### Task instructions
Look through the records below and give the number of lines holding the string "object", nothing more.

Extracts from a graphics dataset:
# # # #

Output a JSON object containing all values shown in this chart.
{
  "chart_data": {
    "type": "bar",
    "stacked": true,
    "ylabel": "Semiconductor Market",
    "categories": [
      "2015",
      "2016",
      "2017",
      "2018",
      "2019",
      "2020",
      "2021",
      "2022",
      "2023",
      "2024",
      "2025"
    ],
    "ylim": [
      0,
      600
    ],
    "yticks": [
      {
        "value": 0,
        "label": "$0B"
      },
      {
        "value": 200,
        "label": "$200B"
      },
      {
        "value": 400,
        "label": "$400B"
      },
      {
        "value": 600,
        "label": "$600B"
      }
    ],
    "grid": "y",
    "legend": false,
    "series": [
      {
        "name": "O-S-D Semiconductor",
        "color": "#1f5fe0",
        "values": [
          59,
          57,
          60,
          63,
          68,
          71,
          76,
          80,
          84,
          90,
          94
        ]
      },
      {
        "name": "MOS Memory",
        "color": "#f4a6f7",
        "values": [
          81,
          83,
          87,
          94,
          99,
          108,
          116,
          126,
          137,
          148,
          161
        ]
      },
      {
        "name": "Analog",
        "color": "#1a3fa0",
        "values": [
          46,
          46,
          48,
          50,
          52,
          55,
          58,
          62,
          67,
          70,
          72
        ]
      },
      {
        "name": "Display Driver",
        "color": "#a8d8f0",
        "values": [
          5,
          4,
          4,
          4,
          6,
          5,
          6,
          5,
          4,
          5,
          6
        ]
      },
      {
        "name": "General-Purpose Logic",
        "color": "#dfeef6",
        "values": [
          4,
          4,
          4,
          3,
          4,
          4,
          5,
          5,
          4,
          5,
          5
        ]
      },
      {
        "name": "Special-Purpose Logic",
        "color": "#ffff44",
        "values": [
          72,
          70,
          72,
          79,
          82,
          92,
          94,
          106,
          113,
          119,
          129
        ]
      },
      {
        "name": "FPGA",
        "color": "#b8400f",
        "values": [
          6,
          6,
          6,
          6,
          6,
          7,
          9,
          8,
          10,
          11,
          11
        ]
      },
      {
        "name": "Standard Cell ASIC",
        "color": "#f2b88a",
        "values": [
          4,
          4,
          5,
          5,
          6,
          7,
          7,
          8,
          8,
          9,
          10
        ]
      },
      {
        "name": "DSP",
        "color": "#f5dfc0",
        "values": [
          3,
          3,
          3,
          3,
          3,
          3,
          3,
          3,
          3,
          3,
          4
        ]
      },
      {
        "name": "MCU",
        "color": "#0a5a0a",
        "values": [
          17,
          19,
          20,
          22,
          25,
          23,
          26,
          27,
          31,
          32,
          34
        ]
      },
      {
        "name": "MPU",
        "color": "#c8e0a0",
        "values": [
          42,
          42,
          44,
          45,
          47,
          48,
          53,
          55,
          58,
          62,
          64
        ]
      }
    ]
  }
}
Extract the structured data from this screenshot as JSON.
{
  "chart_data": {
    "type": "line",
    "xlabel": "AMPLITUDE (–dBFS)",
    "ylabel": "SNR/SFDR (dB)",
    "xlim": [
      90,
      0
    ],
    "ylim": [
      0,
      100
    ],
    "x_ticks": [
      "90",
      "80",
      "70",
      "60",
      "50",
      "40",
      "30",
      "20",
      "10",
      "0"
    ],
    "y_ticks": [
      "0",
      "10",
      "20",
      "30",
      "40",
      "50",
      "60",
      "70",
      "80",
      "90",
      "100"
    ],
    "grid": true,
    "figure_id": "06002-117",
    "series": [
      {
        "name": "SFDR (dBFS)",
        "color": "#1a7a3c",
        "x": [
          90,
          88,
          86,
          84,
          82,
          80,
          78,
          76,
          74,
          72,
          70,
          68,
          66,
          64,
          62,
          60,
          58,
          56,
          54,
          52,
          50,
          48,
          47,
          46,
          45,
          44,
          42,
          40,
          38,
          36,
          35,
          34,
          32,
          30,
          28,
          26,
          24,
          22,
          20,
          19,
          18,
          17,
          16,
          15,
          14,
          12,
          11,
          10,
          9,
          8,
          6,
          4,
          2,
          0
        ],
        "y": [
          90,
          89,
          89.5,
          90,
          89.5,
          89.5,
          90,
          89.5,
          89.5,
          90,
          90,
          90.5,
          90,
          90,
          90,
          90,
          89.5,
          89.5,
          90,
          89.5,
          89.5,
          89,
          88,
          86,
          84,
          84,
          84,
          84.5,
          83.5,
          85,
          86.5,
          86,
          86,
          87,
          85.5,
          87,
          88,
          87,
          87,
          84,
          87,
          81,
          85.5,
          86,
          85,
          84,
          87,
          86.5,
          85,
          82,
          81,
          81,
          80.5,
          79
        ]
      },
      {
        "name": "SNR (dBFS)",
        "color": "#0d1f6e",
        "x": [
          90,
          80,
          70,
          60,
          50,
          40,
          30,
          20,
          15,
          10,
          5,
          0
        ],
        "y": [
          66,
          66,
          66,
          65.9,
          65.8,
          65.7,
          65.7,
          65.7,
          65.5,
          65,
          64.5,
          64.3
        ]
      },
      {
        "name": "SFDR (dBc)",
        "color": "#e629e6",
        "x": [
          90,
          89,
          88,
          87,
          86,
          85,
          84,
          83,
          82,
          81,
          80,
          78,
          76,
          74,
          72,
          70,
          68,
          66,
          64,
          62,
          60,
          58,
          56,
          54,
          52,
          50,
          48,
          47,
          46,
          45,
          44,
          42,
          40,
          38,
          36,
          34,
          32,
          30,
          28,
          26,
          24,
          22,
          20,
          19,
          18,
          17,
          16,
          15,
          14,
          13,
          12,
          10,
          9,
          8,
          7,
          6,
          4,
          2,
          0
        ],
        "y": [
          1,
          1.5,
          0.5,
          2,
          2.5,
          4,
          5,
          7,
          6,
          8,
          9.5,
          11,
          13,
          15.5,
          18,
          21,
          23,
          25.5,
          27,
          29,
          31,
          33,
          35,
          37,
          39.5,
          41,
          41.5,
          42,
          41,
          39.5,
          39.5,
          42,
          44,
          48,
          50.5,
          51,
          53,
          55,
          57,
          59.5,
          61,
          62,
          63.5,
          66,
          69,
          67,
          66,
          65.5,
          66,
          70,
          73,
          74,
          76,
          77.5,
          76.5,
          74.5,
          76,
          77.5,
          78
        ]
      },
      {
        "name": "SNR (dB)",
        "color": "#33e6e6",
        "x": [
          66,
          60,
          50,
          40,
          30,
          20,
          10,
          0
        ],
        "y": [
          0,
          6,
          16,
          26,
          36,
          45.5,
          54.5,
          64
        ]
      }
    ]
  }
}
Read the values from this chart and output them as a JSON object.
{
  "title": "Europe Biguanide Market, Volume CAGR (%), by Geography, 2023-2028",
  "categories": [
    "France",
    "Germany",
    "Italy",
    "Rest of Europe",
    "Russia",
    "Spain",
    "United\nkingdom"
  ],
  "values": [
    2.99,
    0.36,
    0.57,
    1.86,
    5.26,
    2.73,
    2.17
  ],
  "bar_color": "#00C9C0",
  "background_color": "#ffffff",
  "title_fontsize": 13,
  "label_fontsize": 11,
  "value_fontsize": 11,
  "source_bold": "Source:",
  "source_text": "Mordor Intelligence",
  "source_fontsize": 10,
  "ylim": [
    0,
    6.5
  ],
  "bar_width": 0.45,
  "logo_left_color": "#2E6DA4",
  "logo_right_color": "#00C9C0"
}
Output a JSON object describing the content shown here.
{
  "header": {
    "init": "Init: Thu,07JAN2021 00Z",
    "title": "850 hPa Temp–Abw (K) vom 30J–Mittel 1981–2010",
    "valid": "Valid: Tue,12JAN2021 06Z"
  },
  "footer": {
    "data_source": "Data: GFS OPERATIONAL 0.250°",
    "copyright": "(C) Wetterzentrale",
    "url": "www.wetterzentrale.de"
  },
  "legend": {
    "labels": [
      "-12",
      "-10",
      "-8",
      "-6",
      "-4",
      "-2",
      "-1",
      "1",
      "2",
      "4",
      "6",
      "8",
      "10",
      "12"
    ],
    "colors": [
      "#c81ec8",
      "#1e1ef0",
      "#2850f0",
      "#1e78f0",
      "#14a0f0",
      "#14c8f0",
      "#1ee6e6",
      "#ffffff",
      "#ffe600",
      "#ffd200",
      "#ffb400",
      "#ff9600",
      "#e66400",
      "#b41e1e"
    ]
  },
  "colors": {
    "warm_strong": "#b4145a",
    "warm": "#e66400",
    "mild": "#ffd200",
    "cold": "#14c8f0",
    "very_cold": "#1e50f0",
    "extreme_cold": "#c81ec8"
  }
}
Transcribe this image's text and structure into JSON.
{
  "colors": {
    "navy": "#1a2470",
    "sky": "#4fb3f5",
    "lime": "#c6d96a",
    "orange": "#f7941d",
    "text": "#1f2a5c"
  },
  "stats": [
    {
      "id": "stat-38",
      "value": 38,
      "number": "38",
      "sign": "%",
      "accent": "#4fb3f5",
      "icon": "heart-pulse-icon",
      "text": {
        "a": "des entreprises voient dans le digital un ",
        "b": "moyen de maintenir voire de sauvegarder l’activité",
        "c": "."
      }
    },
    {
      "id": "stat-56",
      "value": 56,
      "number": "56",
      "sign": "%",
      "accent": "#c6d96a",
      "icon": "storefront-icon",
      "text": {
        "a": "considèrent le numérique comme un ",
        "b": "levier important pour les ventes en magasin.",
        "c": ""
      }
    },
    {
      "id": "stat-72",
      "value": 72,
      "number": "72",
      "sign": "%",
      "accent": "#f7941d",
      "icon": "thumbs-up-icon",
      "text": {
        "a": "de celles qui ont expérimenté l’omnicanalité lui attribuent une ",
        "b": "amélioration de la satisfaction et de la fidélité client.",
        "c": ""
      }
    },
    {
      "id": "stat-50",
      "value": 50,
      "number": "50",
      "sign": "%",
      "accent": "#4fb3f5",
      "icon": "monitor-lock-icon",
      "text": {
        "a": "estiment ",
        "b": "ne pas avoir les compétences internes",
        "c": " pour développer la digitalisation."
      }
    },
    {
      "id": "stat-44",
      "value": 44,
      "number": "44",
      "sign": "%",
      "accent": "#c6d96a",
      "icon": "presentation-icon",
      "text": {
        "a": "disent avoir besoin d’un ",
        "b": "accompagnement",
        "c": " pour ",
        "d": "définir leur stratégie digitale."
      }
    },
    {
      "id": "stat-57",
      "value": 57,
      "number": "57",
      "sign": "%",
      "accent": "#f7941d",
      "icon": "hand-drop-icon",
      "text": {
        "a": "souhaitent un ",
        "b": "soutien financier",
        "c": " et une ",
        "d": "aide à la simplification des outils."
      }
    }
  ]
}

# # # #

### Task output
3